Dataset rows for document pages:
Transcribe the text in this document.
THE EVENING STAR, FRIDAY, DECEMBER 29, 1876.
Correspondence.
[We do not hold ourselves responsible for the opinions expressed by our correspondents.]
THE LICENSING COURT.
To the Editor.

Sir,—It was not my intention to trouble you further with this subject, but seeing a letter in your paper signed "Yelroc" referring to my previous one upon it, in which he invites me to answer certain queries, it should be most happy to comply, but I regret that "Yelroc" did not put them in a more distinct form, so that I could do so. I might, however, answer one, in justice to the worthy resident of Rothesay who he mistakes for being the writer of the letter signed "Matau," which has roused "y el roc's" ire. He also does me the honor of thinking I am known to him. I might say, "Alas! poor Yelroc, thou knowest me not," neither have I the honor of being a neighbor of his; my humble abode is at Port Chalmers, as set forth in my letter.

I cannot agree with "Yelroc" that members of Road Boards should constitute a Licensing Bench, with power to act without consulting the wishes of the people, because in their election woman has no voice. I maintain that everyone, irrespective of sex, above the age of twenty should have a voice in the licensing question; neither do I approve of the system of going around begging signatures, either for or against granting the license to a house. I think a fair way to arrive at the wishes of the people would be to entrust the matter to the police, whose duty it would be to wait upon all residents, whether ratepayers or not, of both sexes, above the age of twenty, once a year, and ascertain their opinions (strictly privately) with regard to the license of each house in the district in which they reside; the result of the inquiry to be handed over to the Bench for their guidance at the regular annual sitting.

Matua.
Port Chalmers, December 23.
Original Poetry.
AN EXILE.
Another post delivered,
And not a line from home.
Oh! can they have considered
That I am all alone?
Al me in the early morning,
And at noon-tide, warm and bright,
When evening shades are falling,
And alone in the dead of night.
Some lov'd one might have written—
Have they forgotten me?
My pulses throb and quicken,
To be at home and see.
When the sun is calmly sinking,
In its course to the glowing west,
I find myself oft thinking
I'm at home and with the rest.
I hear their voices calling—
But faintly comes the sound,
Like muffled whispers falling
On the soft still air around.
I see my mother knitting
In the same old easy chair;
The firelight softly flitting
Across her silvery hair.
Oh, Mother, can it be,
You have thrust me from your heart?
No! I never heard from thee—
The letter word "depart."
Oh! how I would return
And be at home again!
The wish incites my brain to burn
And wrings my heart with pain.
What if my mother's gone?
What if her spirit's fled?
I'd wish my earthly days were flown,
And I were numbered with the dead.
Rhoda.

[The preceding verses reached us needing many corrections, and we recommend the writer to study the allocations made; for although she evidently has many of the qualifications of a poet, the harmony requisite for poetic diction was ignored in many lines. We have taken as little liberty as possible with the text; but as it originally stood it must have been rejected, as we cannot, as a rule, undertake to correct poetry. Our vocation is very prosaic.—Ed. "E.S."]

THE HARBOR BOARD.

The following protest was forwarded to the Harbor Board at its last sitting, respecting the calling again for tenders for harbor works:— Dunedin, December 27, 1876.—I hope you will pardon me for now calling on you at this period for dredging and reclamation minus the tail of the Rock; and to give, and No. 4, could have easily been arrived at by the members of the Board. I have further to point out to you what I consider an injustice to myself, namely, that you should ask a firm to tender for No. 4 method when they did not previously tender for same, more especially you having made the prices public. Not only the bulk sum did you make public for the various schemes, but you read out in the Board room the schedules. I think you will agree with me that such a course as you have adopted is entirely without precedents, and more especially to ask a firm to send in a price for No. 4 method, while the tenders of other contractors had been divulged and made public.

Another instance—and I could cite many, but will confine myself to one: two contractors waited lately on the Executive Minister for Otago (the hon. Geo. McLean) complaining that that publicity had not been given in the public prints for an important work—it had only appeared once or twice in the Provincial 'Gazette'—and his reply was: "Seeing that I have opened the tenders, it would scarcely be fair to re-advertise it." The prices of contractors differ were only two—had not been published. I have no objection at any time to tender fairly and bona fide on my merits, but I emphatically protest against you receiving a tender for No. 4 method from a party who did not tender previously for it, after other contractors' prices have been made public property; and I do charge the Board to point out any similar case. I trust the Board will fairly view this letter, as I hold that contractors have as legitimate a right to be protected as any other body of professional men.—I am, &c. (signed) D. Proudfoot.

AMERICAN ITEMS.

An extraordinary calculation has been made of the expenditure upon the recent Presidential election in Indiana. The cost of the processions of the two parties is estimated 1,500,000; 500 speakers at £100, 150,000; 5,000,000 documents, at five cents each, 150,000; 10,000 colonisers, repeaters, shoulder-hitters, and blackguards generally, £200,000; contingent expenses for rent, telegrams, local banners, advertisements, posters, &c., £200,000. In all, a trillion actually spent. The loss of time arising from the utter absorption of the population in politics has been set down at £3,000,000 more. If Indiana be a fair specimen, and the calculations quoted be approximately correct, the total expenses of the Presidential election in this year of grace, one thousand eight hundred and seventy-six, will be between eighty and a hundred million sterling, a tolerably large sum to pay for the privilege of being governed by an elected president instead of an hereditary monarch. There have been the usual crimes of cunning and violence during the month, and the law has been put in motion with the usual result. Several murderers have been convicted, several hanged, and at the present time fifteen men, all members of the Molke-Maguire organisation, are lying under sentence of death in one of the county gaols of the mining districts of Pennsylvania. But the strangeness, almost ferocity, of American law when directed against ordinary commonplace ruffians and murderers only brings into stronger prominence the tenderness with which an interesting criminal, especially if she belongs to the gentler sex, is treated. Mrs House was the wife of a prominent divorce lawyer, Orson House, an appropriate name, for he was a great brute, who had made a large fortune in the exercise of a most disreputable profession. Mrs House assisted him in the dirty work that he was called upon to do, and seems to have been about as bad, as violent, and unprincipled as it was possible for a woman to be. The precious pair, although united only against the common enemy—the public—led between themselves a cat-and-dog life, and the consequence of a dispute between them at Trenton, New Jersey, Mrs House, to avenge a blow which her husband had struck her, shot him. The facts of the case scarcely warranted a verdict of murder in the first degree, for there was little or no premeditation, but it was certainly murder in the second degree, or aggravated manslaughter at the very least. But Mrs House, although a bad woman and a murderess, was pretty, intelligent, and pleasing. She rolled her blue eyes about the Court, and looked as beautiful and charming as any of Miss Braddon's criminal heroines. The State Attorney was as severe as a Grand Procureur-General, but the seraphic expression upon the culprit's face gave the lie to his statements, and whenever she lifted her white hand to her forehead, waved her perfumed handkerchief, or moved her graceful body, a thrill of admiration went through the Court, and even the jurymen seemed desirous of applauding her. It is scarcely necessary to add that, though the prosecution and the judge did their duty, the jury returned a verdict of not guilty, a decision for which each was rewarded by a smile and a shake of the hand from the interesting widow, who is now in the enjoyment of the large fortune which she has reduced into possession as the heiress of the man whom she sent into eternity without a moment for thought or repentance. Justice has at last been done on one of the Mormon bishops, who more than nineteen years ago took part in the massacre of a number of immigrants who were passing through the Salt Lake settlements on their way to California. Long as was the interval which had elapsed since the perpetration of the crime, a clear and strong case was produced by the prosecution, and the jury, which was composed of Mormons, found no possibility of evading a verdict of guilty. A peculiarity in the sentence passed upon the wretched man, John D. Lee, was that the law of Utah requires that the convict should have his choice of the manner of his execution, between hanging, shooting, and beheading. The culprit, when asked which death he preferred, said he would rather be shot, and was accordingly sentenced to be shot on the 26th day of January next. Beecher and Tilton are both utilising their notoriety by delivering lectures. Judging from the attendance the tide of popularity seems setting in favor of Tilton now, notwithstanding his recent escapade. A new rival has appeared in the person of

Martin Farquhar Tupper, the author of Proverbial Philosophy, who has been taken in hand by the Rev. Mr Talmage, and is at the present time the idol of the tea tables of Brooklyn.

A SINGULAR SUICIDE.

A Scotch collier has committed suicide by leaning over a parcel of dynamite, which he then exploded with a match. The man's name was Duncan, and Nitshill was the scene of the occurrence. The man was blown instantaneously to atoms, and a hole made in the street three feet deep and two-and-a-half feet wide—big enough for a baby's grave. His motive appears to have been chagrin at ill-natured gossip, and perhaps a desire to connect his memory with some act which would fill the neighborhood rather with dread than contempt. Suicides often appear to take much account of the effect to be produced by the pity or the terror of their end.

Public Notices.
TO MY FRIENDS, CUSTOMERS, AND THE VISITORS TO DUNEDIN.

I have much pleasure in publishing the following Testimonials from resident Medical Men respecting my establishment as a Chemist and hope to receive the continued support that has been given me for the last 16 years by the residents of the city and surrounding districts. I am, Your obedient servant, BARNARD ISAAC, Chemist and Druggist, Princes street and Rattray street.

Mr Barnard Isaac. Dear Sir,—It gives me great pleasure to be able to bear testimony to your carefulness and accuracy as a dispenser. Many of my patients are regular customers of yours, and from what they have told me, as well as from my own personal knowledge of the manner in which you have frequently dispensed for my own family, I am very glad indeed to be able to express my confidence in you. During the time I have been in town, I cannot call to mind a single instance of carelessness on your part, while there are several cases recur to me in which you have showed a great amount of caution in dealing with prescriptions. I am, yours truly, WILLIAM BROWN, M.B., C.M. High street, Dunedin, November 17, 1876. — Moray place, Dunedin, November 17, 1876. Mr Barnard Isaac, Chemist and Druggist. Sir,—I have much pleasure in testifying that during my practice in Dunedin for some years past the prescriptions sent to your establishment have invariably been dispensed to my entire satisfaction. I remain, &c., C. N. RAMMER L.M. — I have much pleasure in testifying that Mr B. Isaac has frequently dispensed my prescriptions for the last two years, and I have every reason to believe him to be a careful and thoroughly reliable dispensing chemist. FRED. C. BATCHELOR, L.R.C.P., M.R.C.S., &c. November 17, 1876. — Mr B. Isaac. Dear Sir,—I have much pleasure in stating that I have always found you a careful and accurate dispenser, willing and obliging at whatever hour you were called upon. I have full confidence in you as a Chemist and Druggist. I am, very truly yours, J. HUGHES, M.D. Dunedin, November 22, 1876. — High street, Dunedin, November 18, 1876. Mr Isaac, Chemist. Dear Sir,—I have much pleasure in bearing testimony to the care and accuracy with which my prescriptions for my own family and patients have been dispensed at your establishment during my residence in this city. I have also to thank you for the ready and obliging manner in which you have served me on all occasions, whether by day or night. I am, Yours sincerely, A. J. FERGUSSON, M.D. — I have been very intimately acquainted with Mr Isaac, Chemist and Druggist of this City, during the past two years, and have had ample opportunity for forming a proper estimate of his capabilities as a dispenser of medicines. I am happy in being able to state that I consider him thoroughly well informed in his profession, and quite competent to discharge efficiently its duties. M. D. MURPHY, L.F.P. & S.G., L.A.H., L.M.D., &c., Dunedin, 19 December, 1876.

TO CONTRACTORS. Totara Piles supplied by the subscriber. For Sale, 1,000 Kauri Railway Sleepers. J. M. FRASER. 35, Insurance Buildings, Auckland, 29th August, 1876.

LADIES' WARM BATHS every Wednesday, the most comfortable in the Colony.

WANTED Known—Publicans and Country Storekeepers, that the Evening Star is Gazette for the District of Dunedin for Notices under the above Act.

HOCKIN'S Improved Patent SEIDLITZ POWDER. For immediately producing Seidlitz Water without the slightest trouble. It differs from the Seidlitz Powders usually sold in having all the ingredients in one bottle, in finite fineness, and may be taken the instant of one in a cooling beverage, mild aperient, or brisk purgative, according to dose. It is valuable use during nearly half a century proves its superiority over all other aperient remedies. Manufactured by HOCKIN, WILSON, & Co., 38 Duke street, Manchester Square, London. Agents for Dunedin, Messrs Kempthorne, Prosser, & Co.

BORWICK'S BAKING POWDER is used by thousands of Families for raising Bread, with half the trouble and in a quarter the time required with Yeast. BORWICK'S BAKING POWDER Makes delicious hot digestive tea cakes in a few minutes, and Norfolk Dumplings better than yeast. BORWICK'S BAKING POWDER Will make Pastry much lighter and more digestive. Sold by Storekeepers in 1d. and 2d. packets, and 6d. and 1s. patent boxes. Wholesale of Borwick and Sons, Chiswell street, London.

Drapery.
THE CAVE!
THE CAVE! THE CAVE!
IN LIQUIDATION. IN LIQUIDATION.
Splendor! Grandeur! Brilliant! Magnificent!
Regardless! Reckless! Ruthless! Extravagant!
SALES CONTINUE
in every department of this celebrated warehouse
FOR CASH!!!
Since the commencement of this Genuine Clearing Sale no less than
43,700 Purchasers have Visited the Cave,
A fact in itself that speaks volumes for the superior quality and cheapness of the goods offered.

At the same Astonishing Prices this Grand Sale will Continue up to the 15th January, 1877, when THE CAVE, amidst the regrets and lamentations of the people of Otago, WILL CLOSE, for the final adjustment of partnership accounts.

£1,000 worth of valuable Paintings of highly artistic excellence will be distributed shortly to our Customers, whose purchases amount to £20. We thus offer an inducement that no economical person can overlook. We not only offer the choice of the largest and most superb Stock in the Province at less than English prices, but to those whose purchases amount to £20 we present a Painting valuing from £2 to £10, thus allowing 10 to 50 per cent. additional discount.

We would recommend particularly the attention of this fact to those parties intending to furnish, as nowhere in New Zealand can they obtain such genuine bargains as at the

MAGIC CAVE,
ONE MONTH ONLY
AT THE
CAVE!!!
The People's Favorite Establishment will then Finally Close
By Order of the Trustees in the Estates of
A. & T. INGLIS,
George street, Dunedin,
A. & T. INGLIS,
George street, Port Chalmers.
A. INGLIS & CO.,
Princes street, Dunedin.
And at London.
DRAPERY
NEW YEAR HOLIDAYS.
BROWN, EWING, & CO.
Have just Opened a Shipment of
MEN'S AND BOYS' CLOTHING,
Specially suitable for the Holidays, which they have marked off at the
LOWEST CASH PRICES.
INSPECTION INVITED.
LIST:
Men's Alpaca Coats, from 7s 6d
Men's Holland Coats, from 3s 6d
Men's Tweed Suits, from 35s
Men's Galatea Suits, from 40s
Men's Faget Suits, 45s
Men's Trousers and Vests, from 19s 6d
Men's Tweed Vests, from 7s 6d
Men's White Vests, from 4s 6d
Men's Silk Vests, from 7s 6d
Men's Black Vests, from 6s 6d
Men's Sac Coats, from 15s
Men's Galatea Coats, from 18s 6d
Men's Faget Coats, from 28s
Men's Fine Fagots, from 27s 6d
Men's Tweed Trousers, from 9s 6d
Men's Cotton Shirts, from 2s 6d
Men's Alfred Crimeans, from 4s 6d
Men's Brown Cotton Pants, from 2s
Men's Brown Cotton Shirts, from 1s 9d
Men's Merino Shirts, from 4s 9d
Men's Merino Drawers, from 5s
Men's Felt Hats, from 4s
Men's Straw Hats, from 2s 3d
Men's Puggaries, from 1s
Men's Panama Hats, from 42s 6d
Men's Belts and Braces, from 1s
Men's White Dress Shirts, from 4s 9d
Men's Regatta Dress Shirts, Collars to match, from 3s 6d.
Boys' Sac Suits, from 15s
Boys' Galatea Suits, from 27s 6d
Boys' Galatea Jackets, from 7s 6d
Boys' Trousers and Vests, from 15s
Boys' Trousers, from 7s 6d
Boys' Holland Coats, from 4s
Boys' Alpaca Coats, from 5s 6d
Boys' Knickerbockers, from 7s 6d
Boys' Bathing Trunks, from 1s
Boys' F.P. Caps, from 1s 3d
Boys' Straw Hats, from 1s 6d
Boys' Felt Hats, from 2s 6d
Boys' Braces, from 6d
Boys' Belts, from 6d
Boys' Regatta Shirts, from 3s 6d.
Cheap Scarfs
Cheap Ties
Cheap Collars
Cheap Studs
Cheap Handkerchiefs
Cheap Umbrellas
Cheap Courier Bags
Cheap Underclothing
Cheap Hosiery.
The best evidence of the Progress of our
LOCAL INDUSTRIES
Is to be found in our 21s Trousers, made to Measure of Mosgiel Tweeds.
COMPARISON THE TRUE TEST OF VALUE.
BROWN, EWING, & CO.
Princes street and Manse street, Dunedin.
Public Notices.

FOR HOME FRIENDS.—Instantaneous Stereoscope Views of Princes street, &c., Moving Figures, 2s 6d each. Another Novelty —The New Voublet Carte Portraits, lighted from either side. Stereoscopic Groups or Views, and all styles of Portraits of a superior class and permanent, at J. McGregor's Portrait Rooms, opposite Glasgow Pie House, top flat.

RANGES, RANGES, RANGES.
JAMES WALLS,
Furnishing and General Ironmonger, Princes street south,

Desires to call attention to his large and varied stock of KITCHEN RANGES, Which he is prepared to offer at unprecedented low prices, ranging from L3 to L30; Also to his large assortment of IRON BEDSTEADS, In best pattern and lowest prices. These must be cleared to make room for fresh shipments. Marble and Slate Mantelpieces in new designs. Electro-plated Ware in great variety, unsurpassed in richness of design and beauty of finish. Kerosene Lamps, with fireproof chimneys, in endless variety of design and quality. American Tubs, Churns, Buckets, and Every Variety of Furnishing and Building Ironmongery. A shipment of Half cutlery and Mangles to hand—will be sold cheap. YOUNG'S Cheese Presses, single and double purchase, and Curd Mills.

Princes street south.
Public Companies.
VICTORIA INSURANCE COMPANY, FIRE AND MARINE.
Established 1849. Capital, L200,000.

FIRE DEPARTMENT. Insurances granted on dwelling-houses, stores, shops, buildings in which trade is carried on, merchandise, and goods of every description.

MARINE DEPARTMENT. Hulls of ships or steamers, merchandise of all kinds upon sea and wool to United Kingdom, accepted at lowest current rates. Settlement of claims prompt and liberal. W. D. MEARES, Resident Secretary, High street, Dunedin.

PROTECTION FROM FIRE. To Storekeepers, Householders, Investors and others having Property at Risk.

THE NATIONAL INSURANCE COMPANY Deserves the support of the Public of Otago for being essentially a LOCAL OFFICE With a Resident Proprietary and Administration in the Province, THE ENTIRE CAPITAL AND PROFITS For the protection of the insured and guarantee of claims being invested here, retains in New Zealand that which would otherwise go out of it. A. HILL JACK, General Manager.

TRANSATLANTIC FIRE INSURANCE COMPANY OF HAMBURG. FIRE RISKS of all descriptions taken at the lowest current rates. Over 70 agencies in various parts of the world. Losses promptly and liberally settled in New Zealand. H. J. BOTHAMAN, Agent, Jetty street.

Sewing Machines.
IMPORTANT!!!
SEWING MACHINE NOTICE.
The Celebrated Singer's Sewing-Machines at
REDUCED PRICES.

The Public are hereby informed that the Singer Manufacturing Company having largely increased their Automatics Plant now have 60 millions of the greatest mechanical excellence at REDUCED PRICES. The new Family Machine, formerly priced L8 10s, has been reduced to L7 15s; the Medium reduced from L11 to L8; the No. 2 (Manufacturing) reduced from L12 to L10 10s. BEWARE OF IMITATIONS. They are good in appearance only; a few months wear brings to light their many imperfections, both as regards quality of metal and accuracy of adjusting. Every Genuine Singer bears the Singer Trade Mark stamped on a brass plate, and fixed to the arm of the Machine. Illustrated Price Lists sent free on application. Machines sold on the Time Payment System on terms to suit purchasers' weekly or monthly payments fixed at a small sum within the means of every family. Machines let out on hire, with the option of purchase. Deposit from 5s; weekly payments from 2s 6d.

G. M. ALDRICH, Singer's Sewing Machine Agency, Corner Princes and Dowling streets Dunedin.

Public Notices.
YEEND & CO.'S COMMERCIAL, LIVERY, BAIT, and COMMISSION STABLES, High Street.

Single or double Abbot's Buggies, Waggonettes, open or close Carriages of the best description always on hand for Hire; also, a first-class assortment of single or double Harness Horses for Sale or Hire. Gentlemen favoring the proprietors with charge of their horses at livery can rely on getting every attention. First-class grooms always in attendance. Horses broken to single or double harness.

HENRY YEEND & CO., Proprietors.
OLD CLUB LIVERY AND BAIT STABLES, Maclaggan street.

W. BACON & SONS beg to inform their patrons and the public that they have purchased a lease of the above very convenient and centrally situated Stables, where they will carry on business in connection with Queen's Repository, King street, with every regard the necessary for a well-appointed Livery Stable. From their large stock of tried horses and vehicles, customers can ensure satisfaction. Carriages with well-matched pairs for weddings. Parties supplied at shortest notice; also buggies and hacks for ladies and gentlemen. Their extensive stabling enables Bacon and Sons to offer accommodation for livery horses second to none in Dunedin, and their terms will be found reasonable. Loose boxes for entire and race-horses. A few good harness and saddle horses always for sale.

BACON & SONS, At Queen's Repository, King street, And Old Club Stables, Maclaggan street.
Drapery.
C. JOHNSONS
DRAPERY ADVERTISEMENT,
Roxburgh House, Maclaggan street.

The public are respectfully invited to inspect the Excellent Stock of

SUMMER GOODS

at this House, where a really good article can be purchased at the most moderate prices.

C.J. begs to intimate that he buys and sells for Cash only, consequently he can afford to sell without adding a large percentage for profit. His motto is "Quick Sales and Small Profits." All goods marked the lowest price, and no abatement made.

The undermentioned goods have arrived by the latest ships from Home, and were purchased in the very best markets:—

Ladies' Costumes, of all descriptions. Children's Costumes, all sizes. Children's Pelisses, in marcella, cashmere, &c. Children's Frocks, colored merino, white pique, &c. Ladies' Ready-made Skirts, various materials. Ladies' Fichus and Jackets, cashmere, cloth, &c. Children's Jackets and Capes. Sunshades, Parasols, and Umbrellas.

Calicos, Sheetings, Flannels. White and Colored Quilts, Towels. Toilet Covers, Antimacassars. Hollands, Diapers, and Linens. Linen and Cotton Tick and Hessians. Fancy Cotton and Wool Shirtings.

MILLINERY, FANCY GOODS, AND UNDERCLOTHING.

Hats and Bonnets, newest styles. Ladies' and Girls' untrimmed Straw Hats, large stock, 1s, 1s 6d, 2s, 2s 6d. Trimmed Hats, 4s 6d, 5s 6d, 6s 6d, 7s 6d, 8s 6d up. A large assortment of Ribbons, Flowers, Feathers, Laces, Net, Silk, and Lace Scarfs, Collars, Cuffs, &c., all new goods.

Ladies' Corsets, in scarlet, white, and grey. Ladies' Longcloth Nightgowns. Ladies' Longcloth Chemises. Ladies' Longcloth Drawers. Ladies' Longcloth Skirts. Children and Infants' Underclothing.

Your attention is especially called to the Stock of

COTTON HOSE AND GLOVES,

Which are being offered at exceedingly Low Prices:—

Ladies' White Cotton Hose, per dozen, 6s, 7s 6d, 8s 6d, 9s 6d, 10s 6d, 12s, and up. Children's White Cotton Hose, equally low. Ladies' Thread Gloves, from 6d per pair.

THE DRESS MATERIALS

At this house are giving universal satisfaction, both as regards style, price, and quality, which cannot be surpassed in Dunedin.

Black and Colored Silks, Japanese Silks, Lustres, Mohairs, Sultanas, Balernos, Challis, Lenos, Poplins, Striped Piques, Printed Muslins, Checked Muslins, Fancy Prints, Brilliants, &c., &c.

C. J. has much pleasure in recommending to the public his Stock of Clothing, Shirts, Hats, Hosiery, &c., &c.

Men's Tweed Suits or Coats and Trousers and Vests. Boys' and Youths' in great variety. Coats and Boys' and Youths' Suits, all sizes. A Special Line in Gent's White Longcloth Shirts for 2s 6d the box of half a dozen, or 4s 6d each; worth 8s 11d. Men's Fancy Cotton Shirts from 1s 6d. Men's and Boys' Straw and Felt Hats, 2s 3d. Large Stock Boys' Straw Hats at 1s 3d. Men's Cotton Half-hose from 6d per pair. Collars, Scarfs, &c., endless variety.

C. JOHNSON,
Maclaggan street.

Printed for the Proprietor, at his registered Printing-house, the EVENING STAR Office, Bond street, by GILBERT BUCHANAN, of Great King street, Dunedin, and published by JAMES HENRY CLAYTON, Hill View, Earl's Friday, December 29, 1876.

[Exercise description]
Check each line of the records above for the word "Province" and report how many lines have it, as a number only.

[Answer space]
2